**Task to complete**
Give every line of the records below as a JSON list of strings, one string per line, leaving out blank lines.

Records of where elements appear:
__________

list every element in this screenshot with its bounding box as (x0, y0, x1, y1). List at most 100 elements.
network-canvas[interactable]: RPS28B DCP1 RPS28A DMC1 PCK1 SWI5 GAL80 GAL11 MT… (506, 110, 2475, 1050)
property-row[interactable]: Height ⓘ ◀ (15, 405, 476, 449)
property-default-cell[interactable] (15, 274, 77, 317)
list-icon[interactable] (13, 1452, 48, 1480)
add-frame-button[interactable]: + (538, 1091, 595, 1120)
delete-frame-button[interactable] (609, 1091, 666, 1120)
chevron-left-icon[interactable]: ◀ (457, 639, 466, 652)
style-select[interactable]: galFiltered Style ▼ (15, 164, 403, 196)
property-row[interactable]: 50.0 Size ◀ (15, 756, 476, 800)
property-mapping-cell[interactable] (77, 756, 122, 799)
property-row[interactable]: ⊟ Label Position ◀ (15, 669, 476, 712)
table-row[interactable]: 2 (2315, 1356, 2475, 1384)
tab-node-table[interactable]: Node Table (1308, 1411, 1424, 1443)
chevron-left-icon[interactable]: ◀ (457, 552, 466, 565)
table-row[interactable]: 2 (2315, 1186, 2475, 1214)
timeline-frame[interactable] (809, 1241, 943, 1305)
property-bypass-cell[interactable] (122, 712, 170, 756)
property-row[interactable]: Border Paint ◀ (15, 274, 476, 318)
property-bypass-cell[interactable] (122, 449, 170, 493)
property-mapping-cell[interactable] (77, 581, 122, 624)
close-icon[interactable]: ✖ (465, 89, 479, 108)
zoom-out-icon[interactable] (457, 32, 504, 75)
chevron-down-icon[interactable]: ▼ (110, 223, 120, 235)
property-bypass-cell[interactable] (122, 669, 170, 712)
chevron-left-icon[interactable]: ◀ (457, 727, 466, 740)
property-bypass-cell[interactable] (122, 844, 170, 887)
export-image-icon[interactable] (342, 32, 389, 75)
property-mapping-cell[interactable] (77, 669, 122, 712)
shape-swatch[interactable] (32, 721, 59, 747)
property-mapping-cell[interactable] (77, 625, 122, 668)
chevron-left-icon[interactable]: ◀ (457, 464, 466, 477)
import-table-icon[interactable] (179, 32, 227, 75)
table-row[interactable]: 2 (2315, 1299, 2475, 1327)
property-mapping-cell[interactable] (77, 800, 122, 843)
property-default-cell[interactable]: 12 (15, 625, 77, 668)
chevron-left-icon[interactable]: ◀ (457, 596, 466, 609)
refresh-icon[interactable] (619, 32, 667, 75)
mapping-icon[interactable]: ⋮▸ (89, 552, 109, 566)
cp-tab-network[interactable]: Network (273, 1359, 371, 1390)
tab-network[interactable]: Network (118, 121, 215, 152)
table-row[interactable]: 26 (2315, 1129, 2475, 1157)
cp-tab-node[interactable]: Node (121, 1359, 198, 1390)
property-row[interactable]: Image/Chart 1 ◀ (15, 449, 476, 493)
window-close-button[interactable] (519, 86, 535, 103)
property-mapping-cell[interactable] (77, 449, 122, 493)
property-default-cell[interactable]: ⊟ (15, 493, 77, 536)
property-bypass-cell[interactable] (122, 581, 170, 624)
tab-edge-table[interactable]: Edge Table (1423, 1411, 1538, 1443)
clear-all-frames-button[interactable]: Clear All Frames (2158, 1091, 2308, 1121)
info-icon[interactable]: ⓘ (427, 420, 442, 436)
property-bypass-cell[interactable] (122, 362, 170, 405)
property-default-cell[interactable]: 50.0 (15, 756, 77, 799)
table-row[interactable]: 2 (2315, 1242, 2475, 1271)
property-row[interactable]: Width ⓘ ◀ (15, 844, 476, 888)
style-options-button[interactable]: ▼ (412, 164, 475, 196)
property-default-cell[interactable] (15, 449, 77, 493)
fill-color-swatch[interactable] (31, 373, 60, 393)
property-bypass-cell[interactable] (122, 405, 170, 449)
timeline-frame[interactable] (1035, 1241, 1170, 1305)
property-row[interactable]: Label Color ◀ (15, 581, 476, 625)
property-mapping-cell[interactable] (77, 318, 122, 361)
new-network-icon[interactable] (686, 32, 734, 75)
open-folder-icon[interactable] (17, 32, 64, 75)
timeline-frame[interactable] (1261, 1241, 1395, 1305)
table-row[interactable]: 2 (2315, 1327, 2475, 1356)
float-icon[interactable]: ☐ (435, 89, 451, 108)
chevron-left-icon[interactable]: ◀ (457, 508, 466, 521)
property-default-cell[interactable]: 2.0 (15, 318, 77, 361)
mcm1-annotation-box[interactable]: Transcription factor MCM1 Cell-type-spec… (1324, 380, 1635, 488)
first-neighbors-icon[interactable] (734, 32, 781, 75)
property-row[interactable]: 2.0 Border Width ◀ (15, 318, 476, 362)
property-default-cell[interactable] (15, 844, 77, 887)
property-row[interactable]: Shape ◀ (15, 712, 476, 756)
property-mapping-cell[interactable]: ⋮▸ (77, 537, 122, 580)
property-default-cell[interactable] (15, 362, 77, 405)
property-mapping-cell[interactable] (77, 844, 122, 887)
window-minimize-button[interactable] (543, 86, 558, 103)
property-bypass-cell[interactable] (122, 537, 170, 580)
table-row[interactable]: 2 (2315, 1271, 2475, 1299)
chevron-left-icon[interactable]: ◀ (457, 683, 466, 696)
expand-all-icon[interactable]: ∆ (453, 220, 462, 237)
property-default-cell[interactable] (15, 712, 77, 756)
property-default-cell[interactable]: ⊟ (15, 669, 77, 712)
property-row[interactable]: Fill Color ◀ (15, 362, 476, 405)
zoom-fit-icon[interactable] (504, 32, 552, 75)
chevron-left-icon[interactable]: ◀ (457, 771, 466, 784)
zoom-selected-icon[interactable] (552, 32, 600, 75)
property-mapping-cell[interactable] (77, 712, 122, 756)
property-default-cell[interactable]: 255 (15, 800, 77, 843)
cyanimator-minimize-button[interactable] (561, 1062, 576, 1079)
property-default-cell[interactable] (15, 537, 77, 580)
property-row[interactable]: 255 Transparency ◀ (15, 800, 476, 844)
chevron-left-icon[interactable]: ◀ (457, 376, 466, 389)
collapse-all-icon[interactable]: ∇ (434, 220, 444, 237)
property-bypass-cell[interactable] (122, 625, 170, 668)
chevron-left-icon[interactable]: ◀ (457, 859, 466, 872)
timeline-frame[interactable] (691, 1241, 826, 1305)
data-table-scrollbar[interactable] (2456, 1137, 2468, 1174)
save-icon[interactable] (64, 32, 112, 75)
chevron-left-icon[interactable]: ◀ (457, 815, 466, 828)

__________

**Reply**
[
  "list every element in this screenshot with its bounding box as (x0, y0, x1, y1). List at most 100 elements.",
  "network-canvas[interactable]: RPS28B DCP1 RPS28A DMC1 PCK1 SWI5 GAL80 GAL11 MT… (506, 110, 2475, 1050)",
  "property-row[interactable]: Height ⓘ ◀ (15, 405, 476, 449)",
  "property-default-cell[interactable] (15, 274, 77, 317)",
  "list-icon[interactable] (13, 1452, 48, 1480)",
  "add-frame-button[interactable]: + (538, 1091, 595, 1120)",
  "delete-frame-button[interactable] (609, 1091, 666, 1120)",
  "chevron-left-icon[interactable]: ◀ (457, 639, 466, 652)",
  "style-select[interactable]: galFiltered Style ▼ (15, 164, 403, 196)",
  "property-row[interactable]: 50.0 Size ◀ (15, 756, 476, 800)",
  "property-mapping-cell[interactable] (77, 756, 122, 799)",
  "property-row[interactable]: ⊟ Label Position ◀ (15, 669, 476, 712)",
  "table-row[interactable]: 2 (2315, 1356, 2475, 1384)",
  "tab-node-table[interactable]: Node Table (1308, 1411, 1424, 1443)",
  "chevron-left-icon[interactable]: ◀ (457, 552, 466, 565)",
  "table-row[interactable]: 2 (2315, 1186, 2475, 1214)",
  "timeline-frame[interactable] (809, 1241, 943, 1305)",
  "property-bypass-cell[interactable] (122, 712, 170, 756)",
  "property-row[interactable]: Border Paint ◀ (15, 274, 476, 318)",
  "property-bypass-cell[interactable] (122, 449, 170, 493)",
  "property-mapping-cell[interactable] (77, 581, 122, 624)",
  "close-icon[interactable]: ✖ (465, 89, 479, 108)",
  "zoom-out-icon[interactable] (457, 32, 504, 75)",
  "chevron-down-icon[interactable]: ▼ (110, 223, 120, 235)",
  "property-bypass-cell[interactable] (122, 669, 170, 712)",
  "chevron-left-icon[interactable]: ◀ (457, 727, 466, 740)",
  "property-bypass-cell[interactable] (122, 844, 170, 887)",
  "export-image-icon[interactable] (342, 32, 389, 75)",
  "property-mapping-cell[interactable] (77, 669, 122, 712)",
  "shape-swatch[interactable] (32, 721, 59, 747)",
  "property-mapping-cell[interactable] (77, 625, 122, 668)",
  "chevron-left-icon[interactable]: ◀ (457, 464, 466, 477)",
  "import-table-icon[interactable] (179, 32, 227, 75)",
  "table-row[interactable]: 2 (2315, 1299, 2475, 1327)",
  "property-mapping-cell[interactable] (77, 800, 122, 843)",
  "property-default-cell[interactable]: 12 (15, 625, 77, 668)",
  "chevron-left-icon[interactable]: ◀ (457, 596, 466, 609)",
  "refresh-icon[interactable] (619, 32, 667, 75)",
  "mapping-icon[interactable]: ⋮▸ (89, 552, 109, 566)",
  "cp-tab-network[interactable]: Network (273, 1359, 371, 1390)",
  "tab-network[interactable]: Network (118, 121, 215, 152)",
  "table-row[interactable]: 26 (2315, 1129, 2475, 1157)",
  "cp-tab-node[interactable]: Node (121, 1359, 198, 1390)",
  "property-row[interactable]: Image/Chart 1 ◀ (15, 449, 476, 493)",
  "window-close-button[interactable] (519, 86, 535, 103)",
  "property-mapping-cell[interactable] (77, 449, 122, 493)",
  "property-default-cell[interactable]: ⊟ (15, 493, 77, 536)",
  "property-bypass-cell[interactable] (122, 581, 170, 624)",
  "tab-edge-table[interactable]: Edge Table (1423, 1411, 1538, 1443)",
  "clear-all-frames-button[interactable]: Clear All Frames (2158, 1091, 2308, 1121)",
  "info-icon[interactable]: ⓘ (427, 420, 442, 436)",
  "property-bypass-cell[interactable] (122, 362, 170, 405)",
  "property-default-cell[interactable]: 50.0 (15, 756, 77, 799)",
  "table-row[interactable]: 2 (2315, 1242, 2475, 1271)",
  "property-row[interactable]: Width ⓘ ◀ (15, 844, 476, 888)",
  "style-options-button[interactable]: ▼ (412, 164, 475, 196)",
  "property-default-cell[interactable] (15, 449, 77, 493)",
  "fill-color-swatch[interactable] (31, 373, 60, 393)",
  "property-bypass-cell[interactable] (122, 405, 170, 449)",
  "timeline-frame[interactable] (1035, 1241, 1170, 1305)",
  "property-row[interactable]: Label Color ◀ (15, 581, 476, 625)",
  "property-mapping-cell[interactable] (77, 318, 122, 361)",
  "new-network-icon[interactable] (686, 32, 734, 75)",
  "open-folder-icon[interactable] (17, 32, 64, 75)",
  "timeline-frame[interactable] (1261, 1241, 1395, 1305)",
  "table-row[interactable]: 2 (2315, 1327, 2475, 1356)",
  "float-icon[interactable]: ☐ (435, 89, 451, 108)",
  "chevron-left-icon[interactable]: ◀ (457, 508, 466, 521)",
  "property-default-cell[interactable]: 2.0 (15, 318, 77, 361)",
  "mcm1-annotation-box[interactable]: Transcription factor MCM1 Cell-type-spec… (1324, 380, 1635, 488)",
  "first-neighbors-icon[interactable] (734, 32, 781, 75)",
  "property-row[interactable]: 2.0 Border Width ◀ (15, 318, 476, 362)",
  "property-default-cell[interactable] (15, 844, 77, 887)",
  "property-row[interactable]: Shape ◀ (15, 712, 476, 756)",
  "property-mapping-cell[interactable]: ⋮▸ (77, 537, 122, 580)",
  "property-default-cell[interactable] (15, 362, 77, 405)",
  "property-mapping-cell[interactable] (77, 844, 122, 887)",
  "window-minimize-button[interactable] (543, 86, 558, 103)",
  "property-bypass-cell[interactable] (122, 537, 170, 580)",
  "table-row[interactable]: 2 (2315, 1271, 2475, 1299)",
  "chevron-left-icon[interactable]: ◀ (457, 683, 466, 696)",
  "expand-all-icon[interactable]: ∆ (453, 220, 462, 237)",
  "property-default-cell[interactable] (15, 712, 77, 756)",
  "property-default-cell[interactable]: ⊟ (15, 669, 77, 712)",
  "property-row[interactable]: Fill Color ◀ (15, 362, 476, 405)",
  "zoom-fit-icon[interactable] (504, 32, 552, 75)",
  "chevron-left-icon[interactable]: ◀ (457, 771, 466, 784)",
  "zoom-selected-icon[interactable] (552, 32, 600, 75)",
  "property-mapping-cell[interactable] (77, 712, 122, 756)",
  "property-default-cell[interactable]: 255 (15, 800, 77, 843)",
  "cyanimator-minimize-button[interactable] (561, 1062, 576, 1079)",
  "property-default-cell[interactable] (15, 537, 77, 580)",
  "property-row[interactable]: 255 Transparency ◀ (15, 800, 476, 844)",
  "chevron-left-icon[interactable]: ◀ (457, 376, 466, 389)",
  "collapse-all-icon[interactable]: ∇ (434, 220, 444, 237)",
  "property-bypass-cell[interactable] (122, 625, 170, 668)",
  "chevron-left-icon[interactable]: ◀ (457, 859, 466, 872)",
  "timeline-frame[interactable] (691, 1241, 826, 1305)",
  "data-table-scrollbar[interactable] (2456, 1137, 2468, 1174)",
  "save-icon[interactable] (64, 32, 112, 75)",
  "chevron-left-icon[interactable]: ◀ (457, 815, 466, 828)"
]